> **DATA EXCERPTS**

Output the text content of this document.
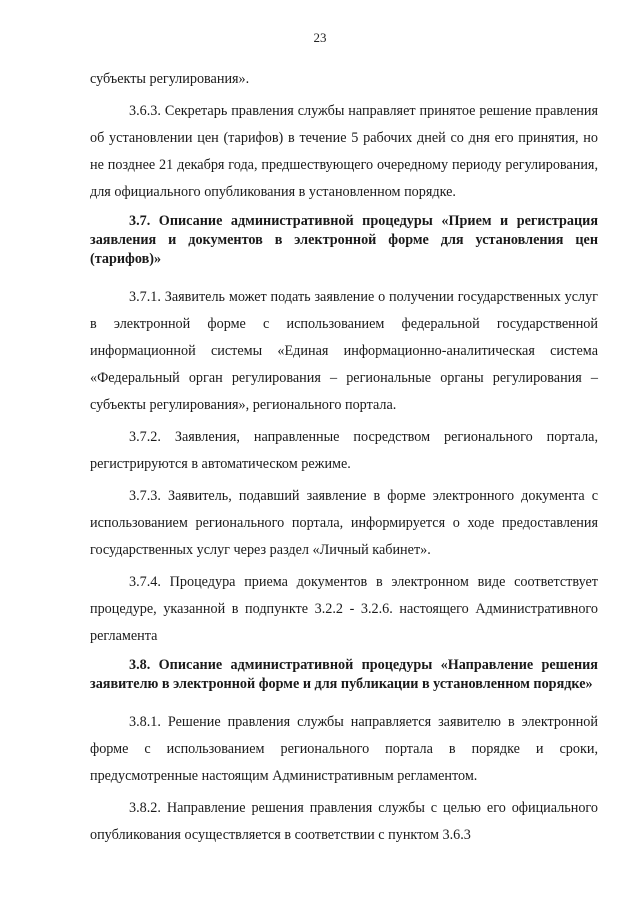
23

субъекты регулирования».

3.6.3. Секретарь правления службы направляет принятое решение правления об установлении цен (тарифов) в течение 5 рабочих дней со дня его принятия, но не позднее 21 декабря года, предшествующего очередному периоду регулирования, для официального опубликования в установленном порядке.

3.7. Описание административной процедуры «Прием и регистрация заявления и документов в электронной форме для установления цен (тарифов)»

3.7.1. Заявитель может подать заявление о получении государственных услуг в электронной форме с использованием федеральной государственной информационной системы «Единая информационно-аналитическая система «Федеральный орган регулирования – региональные органы регулирования – субъекты регулирования», регионального портала.

3.7.2. Заявления, направленные посредством регионального портала, регистрируются в автоматическом режиме.

3.7.3. Заявитель, подавший заявление в форме электронного документа с использованием регионального портала, информируется о ходе предоставления государственных услуг через раздел «Личный кабинет».

3.7.4. Процедура приема документов в электронном виде соответствует процедуре, указанной в подпункте 3.2.2 - 3.2.6. настоящего Административного регламента

3.8. Описание административной процедуры «Направление решения заявителю в электронной форме и для публикации в установленном порядке»

3.8.1. Решение правления службы направляется заявителю в электронной форме с использованием регионального портала в порядке и сроки, предусмотренные настоящим Административным регламентом.

3.8.2. Направление решения правления службы с целью его официального опубликования осуществляется в соответствии с пунктом 3.6.3
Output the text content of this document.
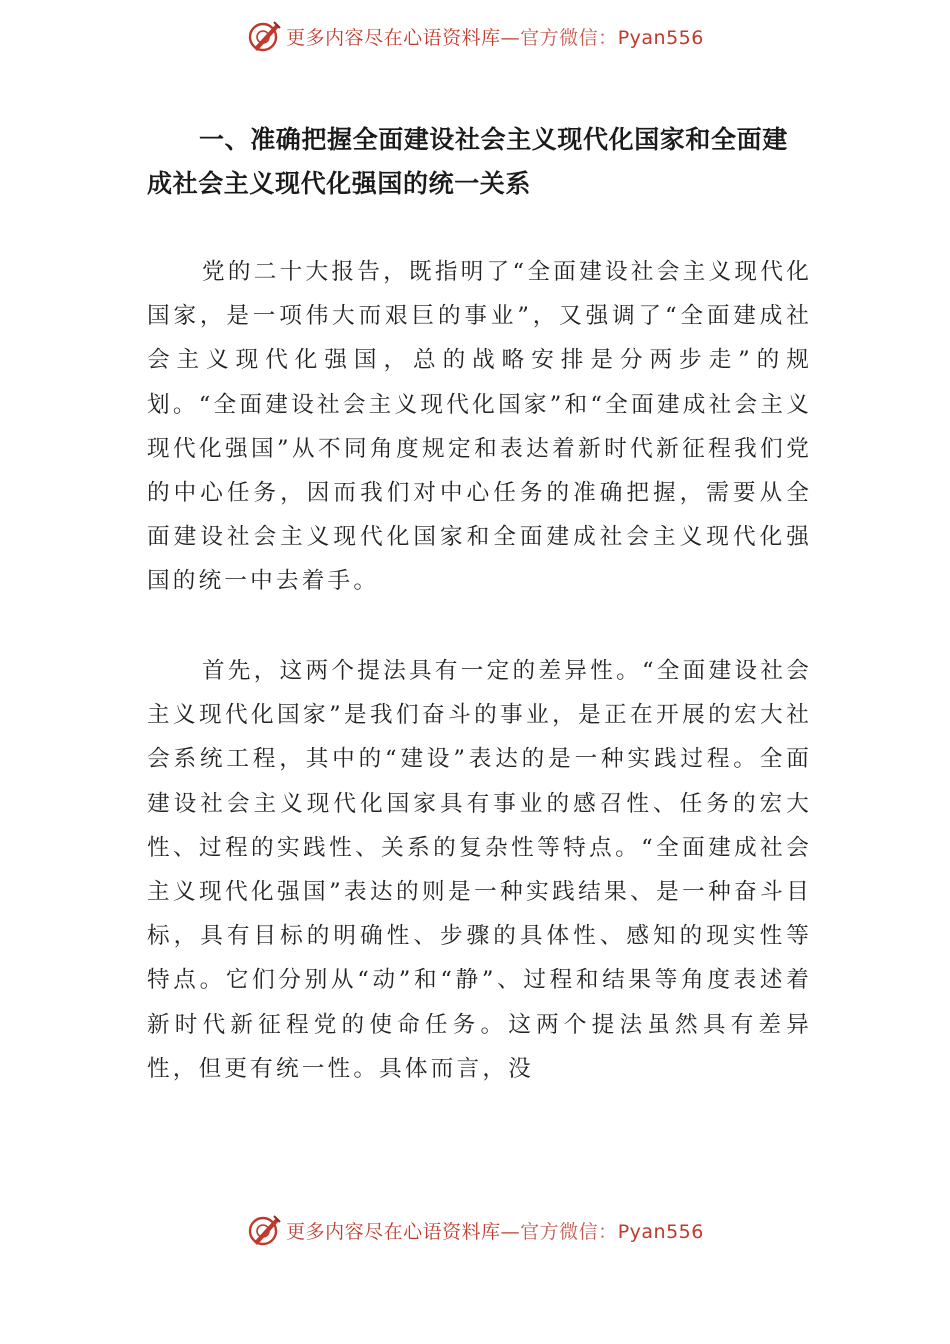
更多内容尽在心语资料库—官方微信：Pyan556
一、准确把握全面建设社会主义现代化国家和全面建成社会主义现代化强国的统一关系

党的二十大报告，既指明了“全面建设社会主义现代化国家，是一项伟大而艰巨的事业”，又强调了“全面建成社会主义现代化强国，总的战略安排是分两步走”的规划。“全面建设社会主义现代化国家”和“全面建成社会主义现代化强国”从不同角度规定和表达着新时代新征程我们党的中心任务，因而我们对中心任务的准确把握，需要从全面建设社会主义现代化国家和全面建成社会主义现代化强国的统一中去着手。

首先，这两个提法具有一定的差异性。“全面建设社会主义现代化国家”是我们奋斗的事业，是正在开展的宏大社会系统工程，其中的“建设”表达的是一种实践过程。全面建设社会主义现代化国家具有事业的感召性、任务的宏大性、过程的实践性、关系的复杂性等特点。“全面建成社会主义现代化强国”表达的则是一种实践结果、是一种奋斗目标，具有目标的明确性、步骤的具体性、感知的现实性等特点。它们分别从“动”和“静”、过程和结果等角度表述着新时代新征程党的使命任务。这两个提法虽然具有差异性，但更有统一性。具体而言，没

更多内容尽在心语资料库—官方微信：Pyan556
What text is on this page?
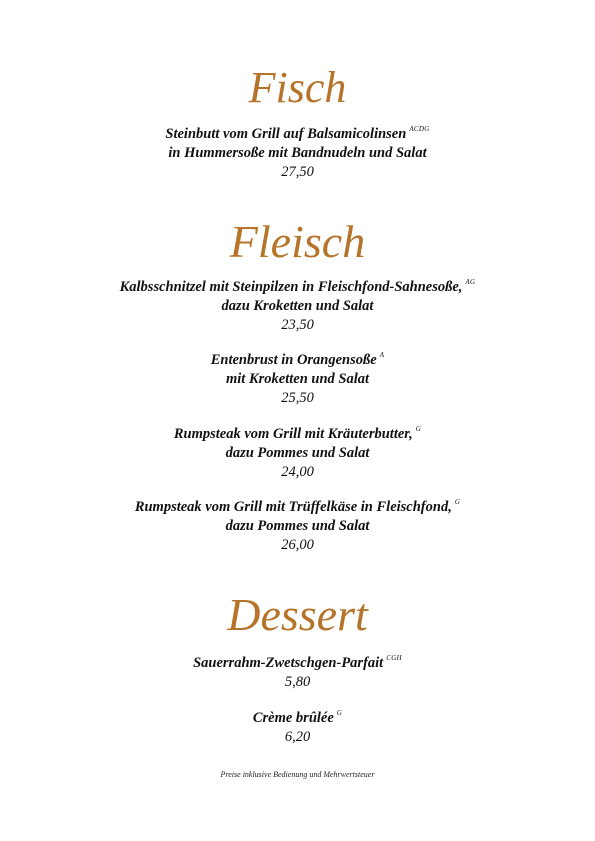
Fisch
Steinbutt vom Grill auf Balsamicolinsen $^{ACDG}$
in Hummersoße mit Bandnudeln und Salat
27,50
Fleisch
Kalbsschnitzel mit Steinpilzen in Fleischfond-Sahnesoße, $^{AG}$
dazu Kroketten und Salat
23,50
Entenbrust in Orangensoße $^A$
mit Kroketten und Salat
25,50
Rumpsteak vom Grill mit Kräuterbutter, $^G$
dazu Pommes und Salat
24,00
Rumpsteak vom Grill mit Trüffelkäse in Fleischfond, $^G$
dazu Pommes und Salat
26,00
Dessert
Sauerrahm-Zwetschgen-Parfait $^{CGH}$
5,80
Crème brûlée $^G$
6,20
Preise inklusive Bedienung und Mehrwertsteuer
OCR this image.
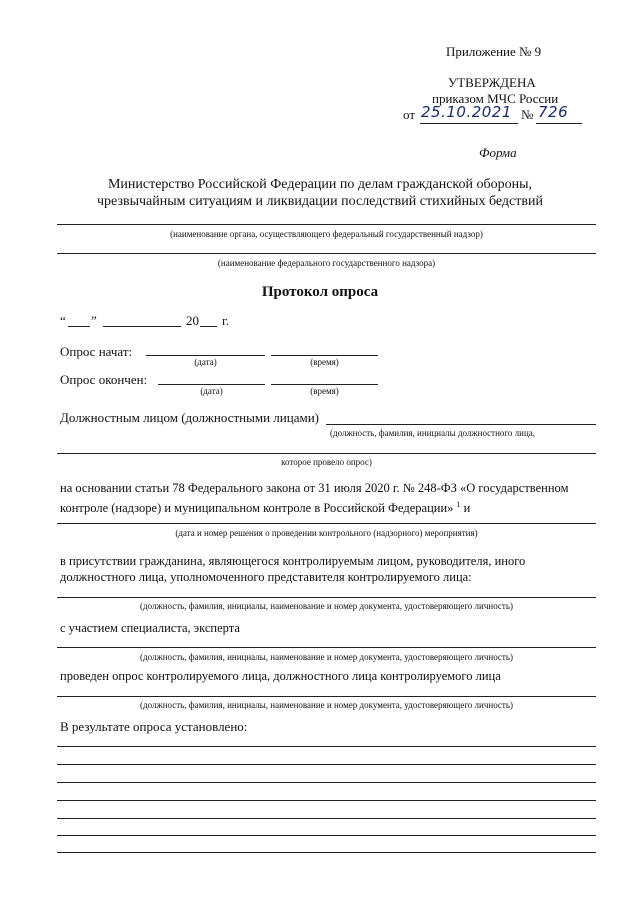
Приложение № 9
УТВЕРЖДЕНА
приказом МЧС России
от 25.10.2021 № 726
Форма
Министерство Российской Федерации по делам гражданской обороны,
чрезвычайным ситуациям и ликвидации последствий стихийных бедствий
(наименование органа, осуществляющего федеральный государственный надзор)
(наименование федерального государственного надзора)
Протокол опроса
“ ”	20 г.
Опрос начат:
(дата)	(время)
Опрос окончен:
(дата)	(время)
Должностным лицом (должностными лицами)
(должность, фамилия, инициалы должностного лица,
которое провело опрос)
на основании статьи 78 Федерального закона от 31 июля 2020 г. № 248-ФЗ «О государственном
контроле (надзоре) и муниципальном контроле в Российской Федерации» $^1$ и
(дата и номер решения о проведении контрольного (надзорного) мероприятия)
в присутствии гражданина, являющегося контролируемым лицом, руководителя, иного
должностного лица, уполномоченного представителя контролируемого лица:
(должность, фамилия, инициалы, наименование и номер документа, удостоверяющего личность)
с участием специалиста, эксперта
(должность, фамилия, инициалы, наименование и номер документа, удостоверяющего личность)
проведен опрос контролируемого лица, должностного лица контролируемого лица
(должность, фамилия, инициалы, наименование и номер документа, удостоверяющего личность)
В результате опроса установлено:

> **REQUIREMENT**
For this exercise, gather every line of the data that contains the word "государственных".

> **FINISHED TASK**
3.7.1. Заявитель может подать заявление о получении государственных услуг в электронной форме с использованием федеральной государственной информационной системы «Единая информационно-аналитическая система «Федеральный орган регулирования – региональные органы регулирования – субъекты регулирования», регионального портала.
3.7.3. Заявитель, подавший заявление в форме электронного документа с использованием регионального портала, информируется о ходе предоставления государственных услуг через раздел «Личный кабинет».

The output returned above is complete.